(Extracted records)
============================================================

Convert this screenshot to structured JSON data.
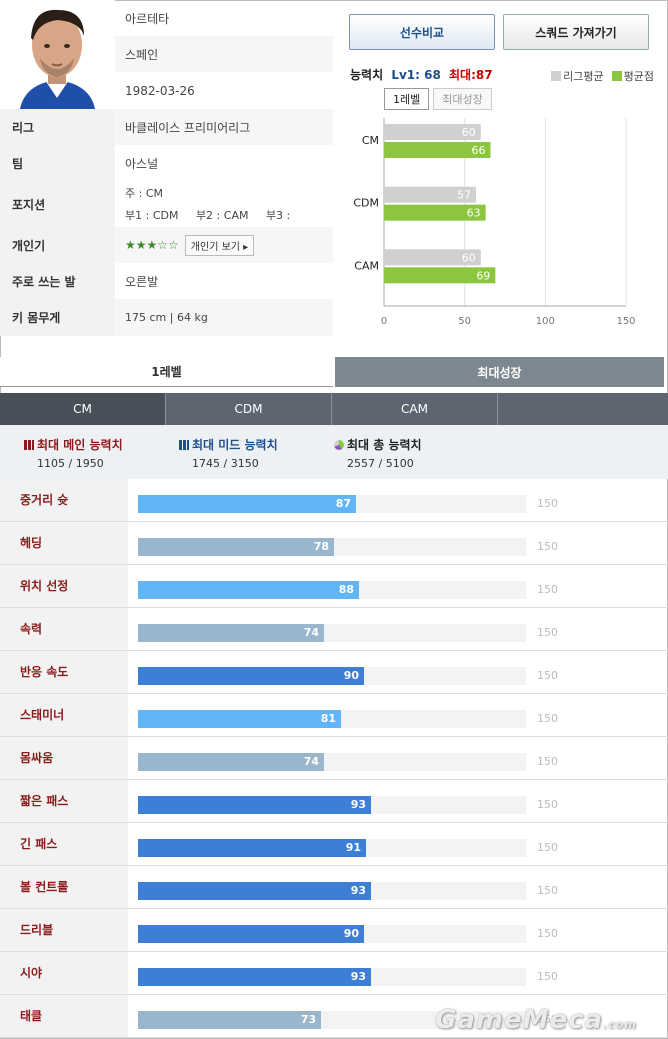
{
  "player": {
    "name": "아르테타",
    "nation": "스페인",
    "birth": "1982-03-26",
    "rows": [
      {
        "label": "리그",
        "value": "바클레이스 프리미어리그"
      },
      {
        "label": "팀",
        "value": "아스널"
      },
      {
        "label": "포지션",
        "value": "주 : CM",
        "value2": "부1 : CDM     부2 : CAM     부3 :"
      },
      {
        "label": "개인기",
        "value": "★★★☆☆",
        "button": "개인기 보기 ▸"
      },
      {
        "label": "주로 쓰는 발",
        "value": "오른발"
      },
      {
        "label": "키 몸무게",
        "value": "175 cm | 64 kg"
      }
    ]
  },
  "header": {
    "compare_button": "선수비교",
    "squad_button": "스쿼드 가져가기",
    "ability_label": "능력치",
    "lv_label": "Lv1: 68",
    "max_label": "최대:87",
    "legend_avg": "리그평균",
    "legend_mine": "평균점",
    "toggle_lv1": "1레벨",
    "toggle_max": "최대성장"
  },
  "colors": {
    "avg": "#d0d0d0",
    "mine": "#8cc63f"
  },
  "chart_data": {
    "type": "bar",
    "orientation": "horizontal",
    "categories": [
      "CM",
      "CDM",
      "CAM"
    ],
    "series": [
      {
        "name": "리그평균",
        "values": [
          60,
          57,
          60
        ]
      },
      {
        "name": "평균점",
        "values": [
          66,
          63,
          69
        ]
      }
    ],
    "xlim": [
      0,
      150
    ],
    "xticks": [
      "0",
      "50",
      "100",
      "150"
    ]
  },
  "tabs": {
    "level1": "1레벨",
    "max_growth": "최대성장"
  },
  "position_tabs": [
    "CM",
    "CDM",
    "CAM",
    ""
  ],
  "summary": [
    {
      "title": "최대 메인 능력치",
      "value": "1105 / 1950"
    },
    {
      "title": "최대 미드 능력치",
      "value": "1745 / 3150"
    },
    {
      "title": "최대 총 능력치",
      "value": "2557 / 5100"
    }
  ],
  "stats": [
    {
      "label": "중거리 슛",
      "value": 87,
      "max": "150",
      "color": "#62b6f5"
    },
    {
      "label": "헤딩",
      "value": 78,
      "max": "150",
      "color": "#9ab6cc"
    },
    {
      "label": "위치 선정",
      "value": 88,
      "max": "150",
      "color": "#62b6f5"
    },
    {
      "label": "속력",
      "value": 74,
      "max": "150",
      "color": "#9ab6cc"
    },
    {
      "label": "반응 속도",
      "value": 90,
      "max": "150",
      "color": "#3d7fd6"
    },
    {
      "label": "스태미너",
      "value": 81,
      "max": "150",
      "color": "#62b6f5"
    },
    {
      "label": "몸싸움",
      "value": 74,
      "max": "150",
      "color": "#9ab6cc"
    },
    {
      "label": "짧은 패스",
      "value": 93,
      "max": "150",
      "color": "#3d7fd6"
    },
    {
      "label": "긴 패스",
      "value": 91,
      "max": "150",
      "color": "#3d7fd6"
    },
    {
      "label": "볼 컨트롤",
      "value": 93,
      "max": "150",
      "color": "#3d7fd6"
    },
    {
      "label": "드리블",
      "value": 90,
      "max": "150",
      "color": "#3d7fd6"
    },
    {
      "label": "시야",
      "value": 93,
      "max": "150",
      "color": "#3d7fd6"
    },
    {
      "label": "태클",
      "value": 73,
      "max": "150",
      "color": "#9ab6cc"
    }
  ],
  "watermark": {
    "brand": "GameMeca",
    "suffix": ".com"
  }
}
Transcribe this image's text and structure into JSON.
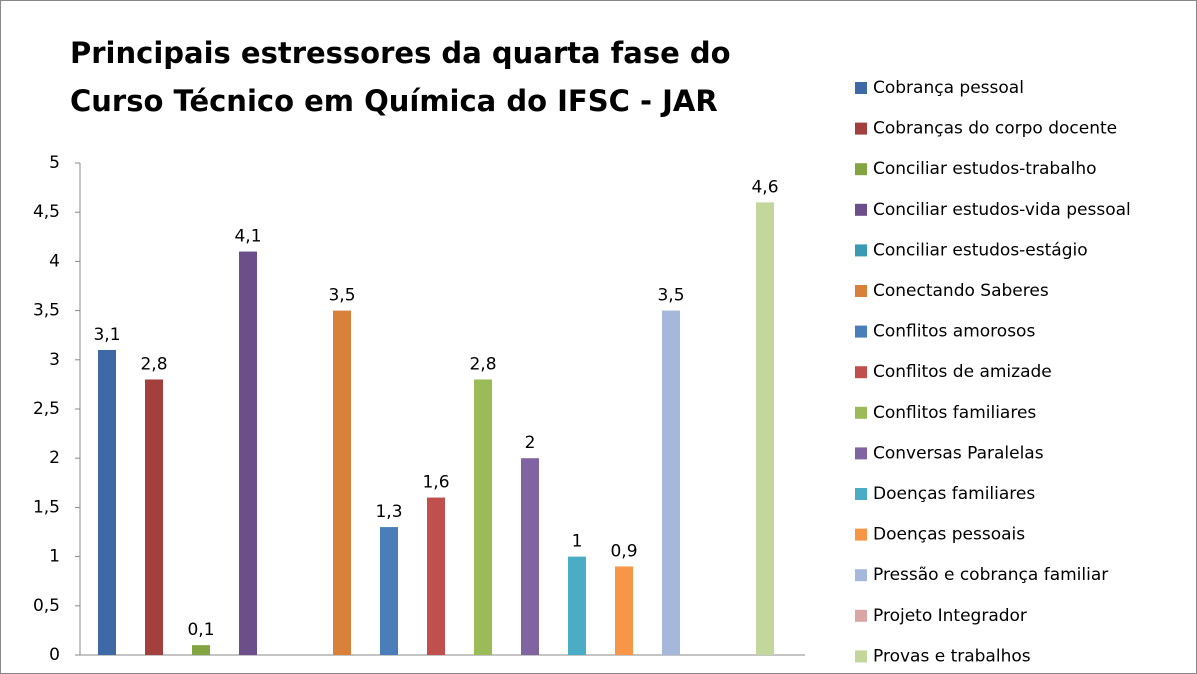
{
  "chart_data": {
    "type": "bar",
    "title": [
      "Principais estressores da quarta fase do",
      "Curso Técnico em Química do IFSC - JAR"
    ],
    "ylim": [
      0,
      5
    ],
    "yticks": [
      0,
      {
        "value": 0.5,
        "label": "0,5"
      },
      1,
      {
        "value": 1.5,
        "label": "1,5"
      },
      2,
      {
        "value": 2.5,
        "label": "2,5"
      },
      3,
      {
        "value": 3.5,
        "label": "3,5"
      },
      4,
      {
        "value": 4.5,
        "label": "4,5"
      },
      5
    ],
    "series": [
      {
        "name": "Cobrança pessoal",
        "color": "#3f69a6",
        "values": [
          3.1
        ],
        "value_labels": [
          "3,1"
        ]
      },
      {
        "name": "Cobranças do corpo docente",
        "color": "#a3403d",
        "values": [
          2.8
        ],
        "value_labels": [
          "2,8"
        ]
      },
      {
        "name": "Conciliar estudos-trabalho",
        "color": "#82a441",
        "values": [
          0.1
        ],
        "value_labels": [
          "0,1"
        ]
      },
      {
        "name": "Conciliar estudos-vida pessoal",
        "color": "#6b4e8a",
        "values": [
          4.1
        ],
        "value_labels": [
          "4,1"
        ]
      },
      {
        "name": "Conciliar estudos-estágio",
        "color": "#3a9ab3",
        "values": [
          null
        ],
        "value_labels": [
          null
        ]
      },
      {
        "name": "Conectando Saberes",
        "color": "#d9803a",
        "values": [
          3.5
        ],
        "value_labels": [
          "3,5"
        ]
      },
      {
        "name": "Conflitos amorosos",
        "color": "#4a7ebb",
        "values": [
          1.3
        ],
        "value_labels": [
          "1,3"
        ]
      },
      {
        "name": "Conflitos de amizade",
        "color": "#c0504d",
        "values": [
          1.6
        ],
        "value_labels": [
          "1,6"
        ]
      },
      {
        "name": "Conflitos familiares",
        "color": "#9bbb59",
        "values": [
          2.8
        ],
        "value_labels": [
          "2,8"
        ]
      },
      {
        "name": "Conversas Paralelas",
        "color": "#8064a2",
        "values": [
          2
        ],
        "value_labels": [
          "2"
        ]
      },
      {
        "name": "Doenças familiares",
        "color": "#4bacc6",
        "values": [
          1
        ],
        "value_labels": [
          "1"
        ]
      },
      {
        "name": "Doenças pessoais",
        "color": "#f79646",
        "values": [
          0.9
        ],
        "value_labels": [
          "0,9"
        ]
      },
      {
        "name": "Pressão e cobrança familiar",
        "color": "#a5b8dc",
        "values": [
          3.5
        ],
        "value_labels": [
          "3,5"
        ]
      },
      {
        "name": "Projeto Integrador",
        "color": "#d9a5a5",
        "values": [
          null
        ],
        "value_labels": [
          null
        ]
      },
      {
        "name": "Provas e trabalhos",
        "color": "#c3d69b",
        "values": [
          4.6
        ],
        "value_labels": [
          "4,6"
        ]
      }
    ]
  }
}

============================================================

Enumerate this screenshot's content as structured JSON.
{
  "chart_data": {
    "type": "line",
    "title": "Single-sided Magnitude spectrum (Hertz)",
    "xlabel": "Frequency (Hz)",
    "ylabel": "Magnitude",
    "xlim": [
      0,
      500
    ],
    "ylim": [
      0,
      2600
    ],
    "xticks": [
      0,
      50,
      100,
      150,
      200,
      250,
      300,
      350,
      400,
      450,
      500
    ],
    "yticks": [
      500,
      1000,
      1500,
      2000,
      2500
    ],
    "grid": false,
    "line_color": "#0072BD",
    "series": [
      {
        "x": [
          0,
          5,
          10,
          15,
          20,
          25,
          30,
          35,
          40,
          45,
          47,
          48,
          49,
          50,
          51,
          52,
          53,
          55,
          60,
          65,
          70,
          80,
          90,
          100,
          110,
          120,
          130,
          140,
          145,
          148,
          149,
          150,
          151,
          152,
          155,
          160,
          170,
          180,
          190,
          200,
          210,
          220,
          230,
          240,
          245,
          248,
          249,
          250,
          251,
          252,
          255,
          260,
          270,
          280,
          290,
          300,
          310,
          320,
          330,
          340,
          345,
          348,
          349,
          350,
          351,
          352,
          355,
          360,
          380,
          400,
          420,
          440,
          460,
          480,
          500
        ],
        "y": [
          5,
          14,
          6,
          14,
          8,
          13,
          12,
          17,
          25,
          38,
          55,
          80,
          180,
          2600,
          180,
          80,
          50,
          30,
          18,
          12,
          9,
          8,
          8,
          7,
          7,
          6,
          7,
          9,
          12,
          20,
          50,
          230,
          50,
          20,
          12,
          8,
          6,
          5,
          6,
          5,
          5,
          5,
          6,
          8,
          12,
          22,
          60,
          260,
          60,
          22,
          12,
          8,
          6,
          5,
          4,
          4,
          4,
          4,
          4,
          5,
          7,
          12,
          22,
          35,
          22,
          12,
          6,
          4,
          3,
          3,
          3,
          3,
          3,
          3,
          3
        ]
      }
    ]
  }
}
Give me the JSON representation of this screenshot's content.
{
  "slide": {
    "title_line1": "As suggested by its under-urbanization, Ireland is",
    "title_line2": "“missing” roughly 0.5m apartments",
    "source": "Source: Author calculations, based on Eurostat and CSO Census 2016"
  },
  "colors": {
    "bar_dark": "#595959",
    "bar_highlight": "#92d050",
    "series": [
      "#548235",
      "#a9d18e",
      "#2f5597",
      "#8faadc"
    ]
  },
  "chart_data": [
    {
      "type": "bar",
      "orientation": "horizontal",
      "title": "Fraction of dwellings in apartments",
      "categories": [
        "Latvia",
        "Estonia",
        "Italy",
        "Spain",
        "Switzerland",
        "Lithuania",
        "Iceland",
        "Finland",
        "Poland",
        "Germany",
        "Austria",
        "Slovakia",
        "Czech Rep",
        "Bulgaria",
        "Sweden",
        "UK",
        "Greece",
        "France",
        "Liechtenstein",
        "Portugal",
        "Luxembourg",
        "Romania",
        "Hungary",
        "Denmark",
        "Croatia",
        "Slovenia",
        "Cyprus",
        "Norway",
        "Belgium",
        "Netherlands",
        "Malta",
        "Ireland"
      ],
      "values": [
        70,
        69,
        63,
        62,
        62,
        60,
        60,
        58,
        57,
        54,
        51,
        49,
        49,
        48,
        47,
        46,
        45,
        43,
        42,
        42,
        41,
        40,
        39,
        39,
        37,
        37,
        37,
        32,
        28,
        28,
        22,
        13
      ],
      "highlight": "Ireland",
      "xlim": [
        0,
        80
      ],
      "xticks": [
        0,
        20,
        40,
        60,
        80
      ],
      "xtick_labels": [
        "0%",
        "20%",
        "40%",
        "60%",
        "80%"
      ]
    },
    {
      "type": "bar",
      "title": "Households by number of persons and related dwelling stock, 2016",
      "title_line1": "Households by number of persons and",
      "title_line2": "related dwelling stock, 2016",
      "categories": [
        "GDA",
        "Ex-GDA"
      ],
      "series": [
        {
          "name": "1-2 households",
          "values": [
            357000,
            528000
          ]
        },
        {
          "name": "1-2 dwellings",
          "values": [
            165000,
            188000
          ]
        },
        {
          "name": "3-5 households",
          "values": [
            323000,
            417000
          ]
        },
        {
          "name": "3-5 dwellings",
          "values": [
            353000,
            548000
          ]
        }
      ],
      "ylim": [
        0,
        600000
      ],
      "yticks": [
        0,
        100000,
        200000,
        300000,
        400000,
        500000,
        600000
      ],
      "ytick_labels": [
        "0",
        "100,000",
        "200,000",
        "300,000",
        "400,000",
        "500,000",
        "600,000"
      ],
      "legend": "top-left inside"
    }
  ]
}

============================================================

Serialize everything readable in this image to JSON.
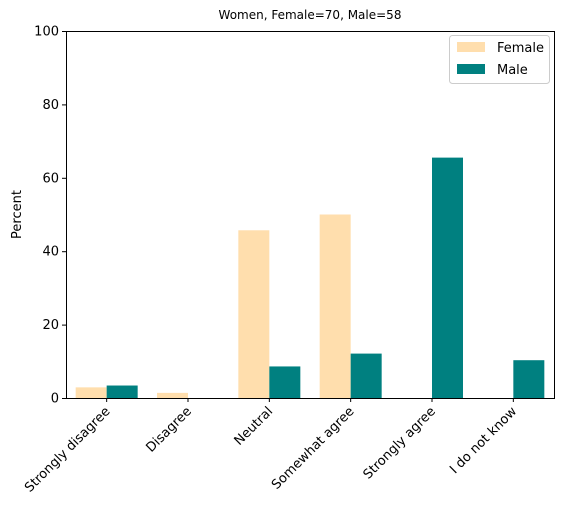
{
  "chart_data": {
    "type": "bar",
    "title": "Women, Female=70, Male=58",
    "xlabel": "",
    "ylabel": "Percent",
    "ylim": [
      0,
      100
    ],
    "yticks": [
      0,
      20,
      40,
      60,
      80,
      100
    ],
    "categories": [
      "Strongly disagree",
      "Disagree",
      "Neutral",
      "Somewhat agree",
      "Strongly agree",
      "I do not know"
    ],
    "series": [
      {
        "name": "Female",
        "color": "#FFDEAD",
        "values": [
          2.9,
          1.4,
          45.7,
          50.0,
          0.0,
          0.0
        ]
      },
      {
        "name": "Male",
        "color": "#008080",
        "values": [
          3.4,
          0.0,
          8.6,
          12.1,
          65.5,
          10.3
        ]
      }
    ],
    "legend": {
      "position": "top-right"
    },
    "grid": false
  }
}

============================================================

* Direction
Copy out every line from the records that has the word "dwellings".

* Written response
      "title": "Fraction of dwellings in apartments",
          "name": "1-2 dwellings",
          "name": "3-5 dwellings",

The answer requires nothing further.